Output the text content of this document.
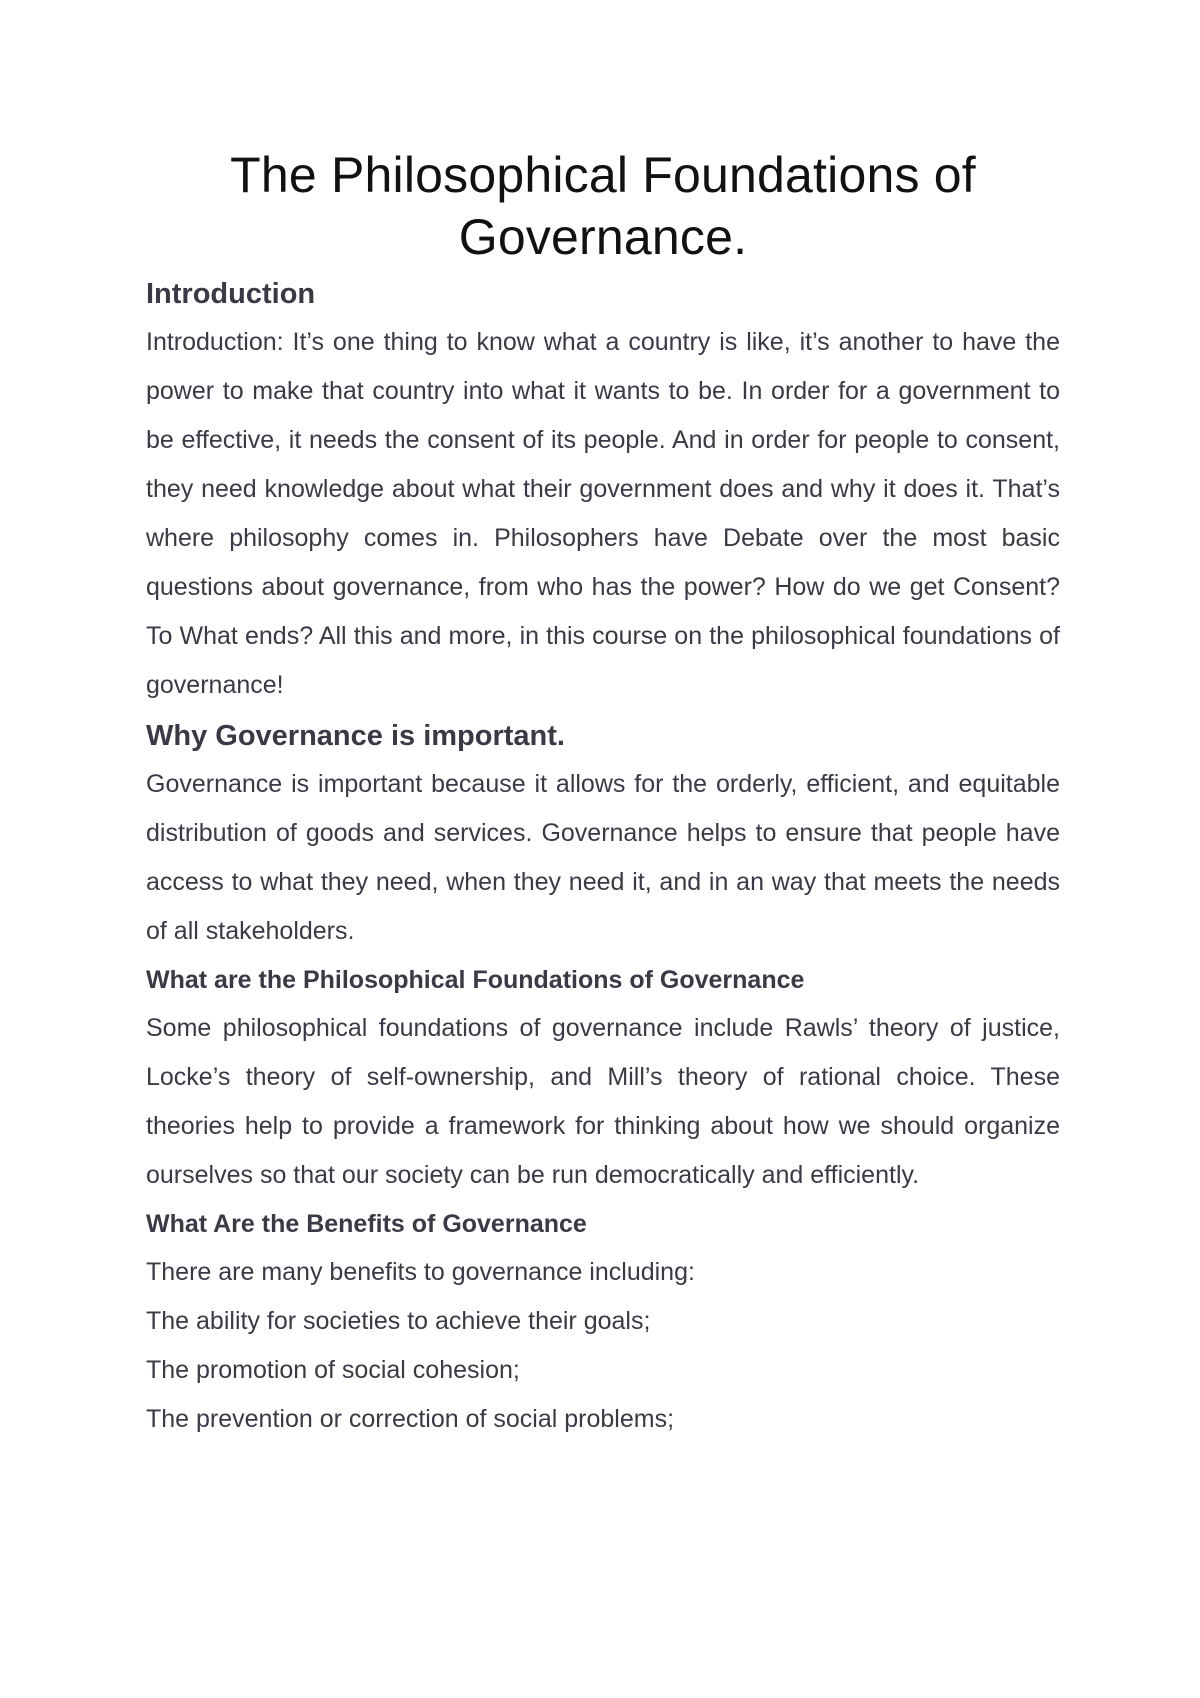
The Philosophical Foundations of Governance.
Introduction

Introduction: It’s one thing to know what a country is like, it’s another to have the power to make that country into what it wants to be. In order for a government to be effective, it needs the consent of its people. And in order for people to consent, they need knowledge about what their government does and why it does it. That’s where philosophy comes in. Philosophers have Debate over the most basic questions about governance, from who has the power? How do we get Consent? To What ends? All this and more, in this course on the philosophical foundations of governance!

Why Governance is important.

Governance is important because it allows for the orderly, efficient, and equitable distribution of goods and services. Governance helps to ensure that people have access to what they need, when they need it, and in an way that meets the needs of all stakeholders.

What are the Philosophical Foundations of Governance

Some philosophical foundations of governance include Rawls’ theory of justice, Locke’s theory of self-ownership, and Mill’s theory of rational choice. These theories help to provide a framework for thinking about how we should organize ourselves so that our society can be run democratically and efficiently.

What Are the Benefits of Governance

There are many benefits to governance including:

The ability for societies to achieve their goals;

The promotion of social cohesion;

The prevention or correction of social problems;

○ ○ ○

WHAT IS ASKED →
Omit the pictures and give the material again, exactly and in full.

RESPONSE →
Output the text content of this document.
The Philosophical Foundations of Governance.
Introduction

Introduction: It’s one thing to know what a country is like, it’s another to have the power to make that country into what it wants to be. In order for a government to be effective, it needs the consent of its people. And in order for people to consent, they need knowledge about what their government does and why it does it. That’s where philosophy comes in. Philosophers have Debate over the most basic questions about governance, from who has the power? How do we get Consent? To What ends? All this and more, in this course on the philosophical foundations of governance!

Why Governance is important.

Governance is important because it allows for the orderly, efficient, and equitable distribution of goods and services. Governance helps to ensure that people have access to what they need, when they need it, and in an way that meets the needs of all stakeholders.

What are the Philosophical Foundations of Governance

Some philosophical foundations of governance include Rawls’ theory of justice, Locke’s theory of self-ownership, and Mill’s theory of rational choice. These theories help to provide a framework for thinking about how we should organize ourselves so that our society can be run democratically and efficiently.

What Are the Benefits of Governance

There are many benefits to governance including:

The ability for societies to achieve their goals;

The promotion of social cohesion;

The prevention or correction of social problems;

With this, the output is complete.